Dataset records
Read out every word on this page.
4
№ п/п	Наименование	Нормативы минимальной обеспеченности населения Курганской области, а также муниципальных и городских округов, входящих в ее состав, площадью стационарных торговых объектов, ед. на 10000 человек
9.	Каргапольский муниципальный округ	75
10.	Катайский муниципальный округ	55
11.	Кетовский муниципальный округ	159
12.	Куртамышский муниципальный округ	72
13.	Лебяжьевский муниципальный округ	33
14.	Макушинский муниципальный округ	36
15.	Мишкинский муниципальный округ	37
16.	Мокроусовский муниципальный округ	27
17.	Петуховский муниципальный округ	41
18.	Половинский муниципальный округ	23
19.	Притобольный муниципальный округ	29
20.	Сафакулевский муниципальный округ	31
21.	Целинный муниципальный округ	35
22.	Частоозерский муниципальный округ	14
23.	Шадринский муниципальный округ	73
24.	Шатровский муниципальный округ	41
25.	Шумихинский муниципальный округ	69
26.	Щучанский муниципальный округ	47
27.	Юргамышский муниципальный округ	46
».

◆ **TASK REQUIREMENTS**:
Quote the whole listing above, leaving nothing out.

◆ **RESPONSE**:
Read out every word on this page.
4
№ п/п	Наименование	Нормативы минимальной обеспеченности населения Курганской области, а также муниципальных и городских округов, входящих в ее состав, площадью стационарных торговых объектов, ед. на 10000 человек
9.	Каргапольский муниципальный округ	75
10.	Катайский муниципальный округ	55
11.	Кетовский муниципальный округ	159
12.	Куртамышский муниципальный округ	72
13.	Лебяжьевский муниципальный округ	33
14.	Макушинский муниципальный округ	36
15.	Мишкинский муниципальный округ	37
16.	Мокроусовский муниципальный округ	27
17.	Петуховский муниципальный округ	41
18.	Половинский муниципальный округ	23
19.	Притобольный муниципальный округ	29
20.	Сафакулевский муниципальный округ	31
21.	Целинный муниципальный округ	35
22.	Частоозерский муниципальный округ	14
23.	Шадринский муниципальный округ	73
24.	Шатровский муниципальный округ	41
25.	Шумихинский муниципальный округ	69
26.	Щучанский муниципальный округ	47
27.	Юргамышский муниципальный округ	46
».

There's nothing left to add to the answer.